> _EXERCISE REQUIREMENTS_
Write out each line from the data below that includes the word "вуглекислого".

Rows from a dataset:

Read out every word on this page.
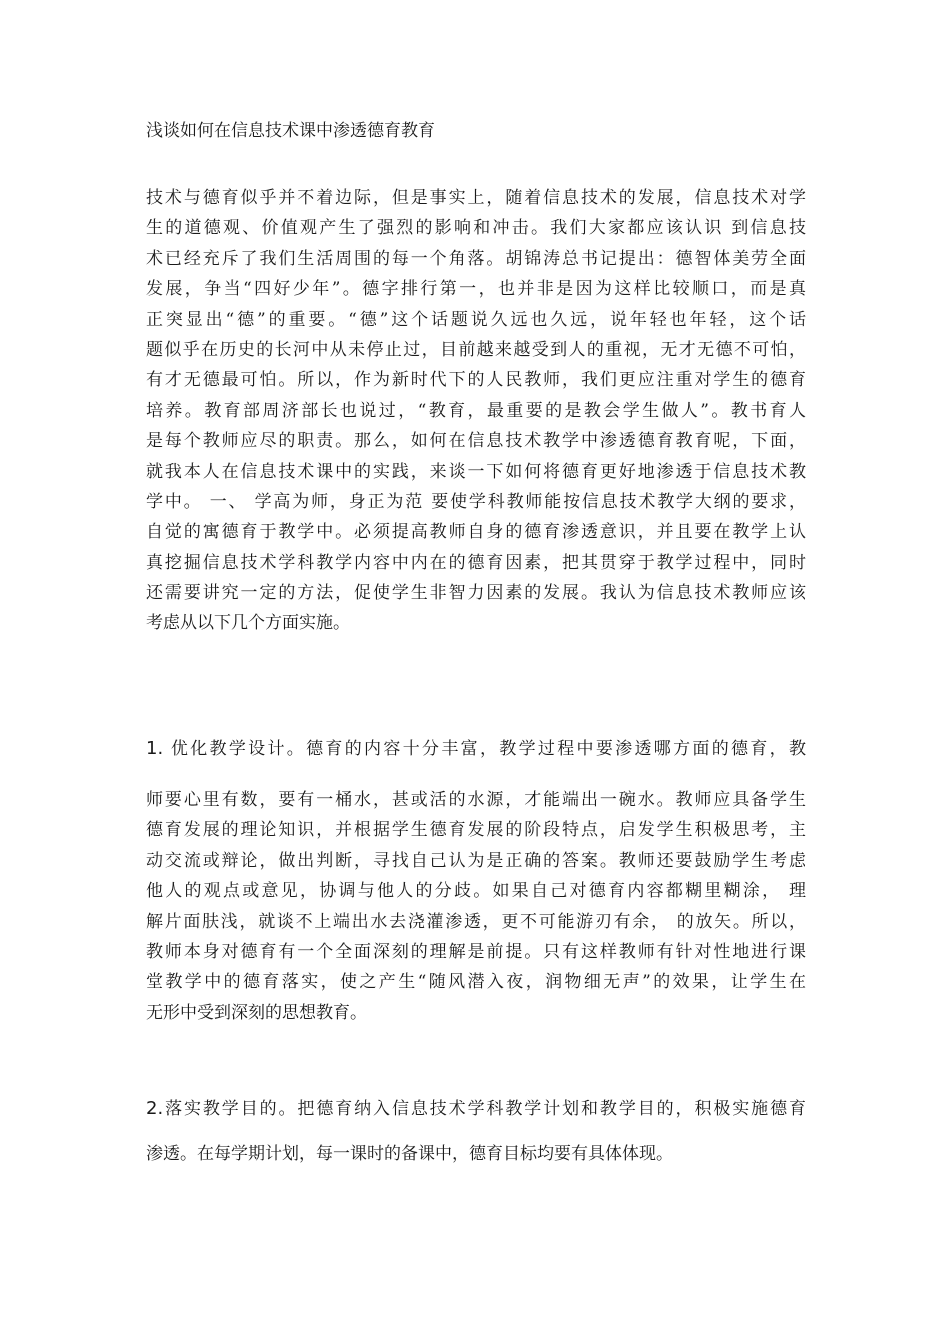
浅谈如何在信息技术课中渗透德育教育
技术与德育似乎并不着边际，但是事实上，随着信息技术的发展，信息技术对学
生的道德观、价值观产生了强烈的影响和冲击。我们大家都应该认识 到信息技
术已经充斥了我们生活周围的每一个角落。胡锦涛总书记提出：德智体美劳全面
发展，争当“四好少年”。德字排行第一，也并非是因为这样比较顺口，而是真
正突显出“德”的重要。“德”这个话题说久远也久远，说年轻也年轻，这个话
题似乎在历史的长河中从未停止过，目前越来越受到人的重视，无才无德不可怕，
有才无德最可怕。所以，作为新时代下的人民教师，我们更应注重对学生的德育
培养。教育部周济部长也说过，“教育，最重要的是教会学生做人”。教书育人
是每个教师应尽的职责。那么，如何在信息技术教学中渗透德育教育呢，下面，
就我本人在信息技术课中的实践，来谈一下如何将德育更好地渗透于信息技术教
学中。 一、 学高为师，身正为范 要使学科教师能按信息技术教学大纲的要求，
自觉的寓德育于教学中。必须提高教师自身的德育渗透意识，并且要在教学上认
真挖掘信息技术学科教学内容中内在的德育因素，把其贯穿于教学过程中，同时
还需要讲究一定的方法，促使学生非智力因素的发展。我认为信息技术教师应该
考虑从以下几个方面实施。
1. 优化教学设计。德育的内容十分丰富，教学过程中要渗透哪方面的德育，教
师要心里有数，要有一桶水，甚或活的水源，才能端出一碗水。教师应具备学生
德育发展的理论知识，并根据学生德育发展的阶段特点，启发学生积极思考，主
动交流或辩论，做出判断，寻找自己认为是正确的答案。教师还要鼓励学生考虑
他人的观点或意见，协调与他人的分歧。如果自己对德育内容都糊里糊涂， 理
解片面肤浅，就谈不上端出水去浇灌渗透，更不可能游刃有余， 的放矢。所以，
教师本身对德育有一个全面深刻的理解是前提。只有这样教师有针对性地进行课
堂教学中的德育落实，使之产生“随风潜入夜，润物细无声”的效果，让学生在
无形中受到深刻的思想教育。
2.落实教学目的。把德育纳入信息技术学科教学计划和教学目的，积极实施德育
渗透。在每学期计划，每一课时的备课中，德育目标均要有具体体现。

--

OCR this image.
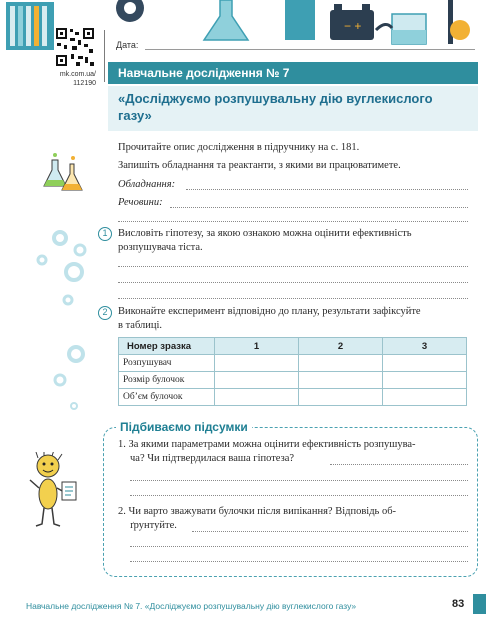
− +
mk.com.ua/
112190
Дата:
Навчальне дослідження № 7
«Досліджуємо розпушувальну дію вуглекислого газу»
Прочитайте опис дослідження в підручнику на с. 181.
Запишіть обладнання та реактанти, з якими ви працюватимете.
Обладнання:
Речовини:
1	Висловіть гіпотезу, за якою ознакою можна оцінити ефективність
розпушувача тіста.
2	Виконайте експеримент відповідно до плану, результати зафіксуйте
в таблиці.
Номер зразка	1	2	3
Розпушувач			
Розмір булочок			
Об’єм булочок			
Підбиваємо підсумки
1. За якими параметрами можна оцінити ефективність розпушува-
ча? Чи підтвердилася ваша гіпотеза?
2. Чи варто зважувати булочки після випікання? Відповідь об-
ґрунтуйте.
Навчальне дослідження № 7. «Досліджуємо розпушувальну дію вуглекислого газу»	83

---

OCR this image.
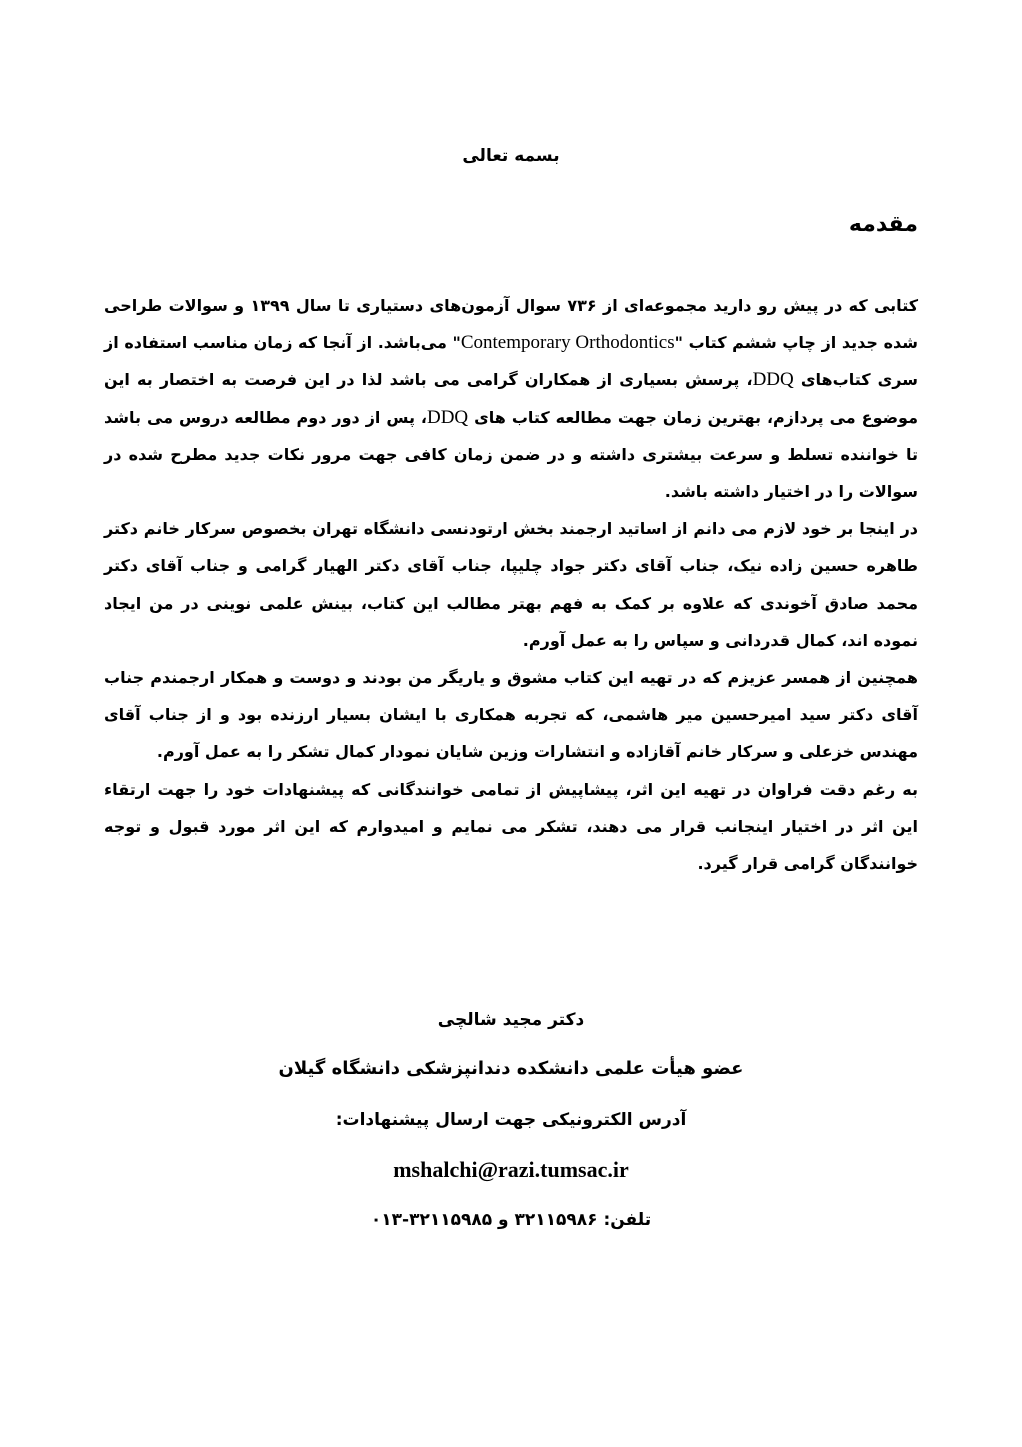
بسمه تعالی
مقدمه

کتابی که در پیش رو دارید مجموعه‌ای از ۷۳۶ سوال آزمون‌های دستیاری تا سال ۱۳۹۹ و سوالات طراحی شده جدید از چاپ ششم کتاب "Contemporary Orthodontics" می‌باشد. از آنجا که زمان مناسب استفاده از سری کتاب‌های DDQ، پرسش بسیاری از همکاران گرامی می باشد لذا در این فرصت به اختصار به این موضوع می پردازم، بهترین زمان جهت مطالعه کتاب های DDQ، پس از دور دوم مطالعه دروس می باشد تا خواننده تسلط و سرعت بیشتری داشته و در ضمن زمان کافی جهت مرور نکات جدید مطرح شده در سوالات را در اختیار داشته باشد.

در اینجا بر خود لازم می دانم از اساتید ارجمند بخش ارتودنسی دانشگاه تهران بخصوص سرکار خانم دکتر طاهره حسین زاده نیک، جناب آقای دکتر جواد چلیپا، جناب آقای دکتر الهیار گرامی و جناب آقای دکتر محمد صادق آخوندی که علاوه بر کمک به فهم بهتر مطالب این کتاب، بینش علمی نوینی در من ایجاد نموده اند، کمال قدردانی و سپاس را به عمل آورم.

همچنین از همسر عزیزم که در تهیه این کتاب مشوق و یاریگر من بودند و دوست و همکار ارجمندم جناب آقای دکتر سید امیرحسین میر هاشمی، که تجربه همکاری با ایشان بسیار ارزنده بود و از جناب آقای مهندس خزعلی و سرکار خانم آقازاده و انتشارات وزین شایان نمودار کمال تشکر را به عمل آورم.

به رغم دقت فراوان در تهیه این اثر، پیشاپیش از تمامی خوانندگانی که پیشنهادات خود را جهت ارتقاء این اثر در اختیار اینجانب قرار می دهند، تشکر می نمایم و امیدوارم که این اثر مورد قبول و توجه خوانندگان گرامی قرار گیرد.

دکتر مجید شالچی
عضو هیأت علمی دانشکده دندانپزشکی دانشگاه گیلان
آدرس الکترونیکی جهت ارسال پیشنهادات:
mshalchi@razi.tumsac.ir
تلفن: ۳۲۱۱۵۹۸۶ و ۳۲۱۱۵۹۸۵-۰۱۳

> _ANSWER IN FULL_
«Досліджуємо розпушувальну дію вуглекислого газу»
Навчальне дослідження № 7. «Досліджуємо розпушувальну дію вуглекислого газу»	83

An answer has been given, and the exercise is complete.